### [THE PROBLEM]
Copy out each line of the data that holds the word "this".

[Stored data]
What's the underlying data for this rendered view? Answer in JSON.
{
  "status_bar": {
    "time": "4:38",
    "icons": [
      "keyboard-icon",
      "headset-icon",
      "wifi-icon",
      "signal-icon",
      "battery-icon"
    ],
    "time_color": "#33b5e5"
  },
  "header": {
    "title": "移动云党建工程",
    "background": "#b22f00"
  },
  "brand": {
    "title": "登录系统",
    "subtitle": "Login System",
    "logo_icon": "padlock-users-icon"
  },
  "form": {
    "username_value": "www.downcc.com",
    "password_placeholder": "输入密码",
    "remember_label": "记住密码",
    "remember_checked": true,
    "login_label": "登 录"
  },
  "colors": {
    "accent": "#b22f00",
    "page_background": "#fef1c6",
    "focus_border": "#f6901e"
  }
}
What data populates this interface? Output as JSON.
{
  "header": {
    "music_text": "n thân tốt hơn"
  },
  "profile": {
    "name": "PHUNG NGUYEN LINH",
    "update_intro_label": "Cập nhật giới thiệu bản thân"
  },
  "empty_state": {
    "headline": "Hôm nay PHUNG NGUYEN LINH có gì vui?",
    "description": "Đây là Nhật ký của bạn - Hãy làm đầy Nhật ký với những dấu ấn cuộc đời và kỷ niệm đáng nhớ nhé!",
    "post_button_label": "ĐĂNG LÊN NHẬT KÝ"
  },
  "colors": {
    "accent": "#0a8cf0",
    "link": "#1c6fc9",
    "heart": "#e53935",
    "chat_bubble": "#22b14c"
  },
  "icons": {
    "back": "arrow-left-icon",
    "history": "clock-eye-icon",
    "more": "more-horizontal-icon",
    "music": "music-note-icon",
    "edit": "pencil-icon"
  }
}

### [WRITTEN REPLY]
What's the underlying data for this rendered view? Answer in JSON.
What data populates this interface? Output as JSON.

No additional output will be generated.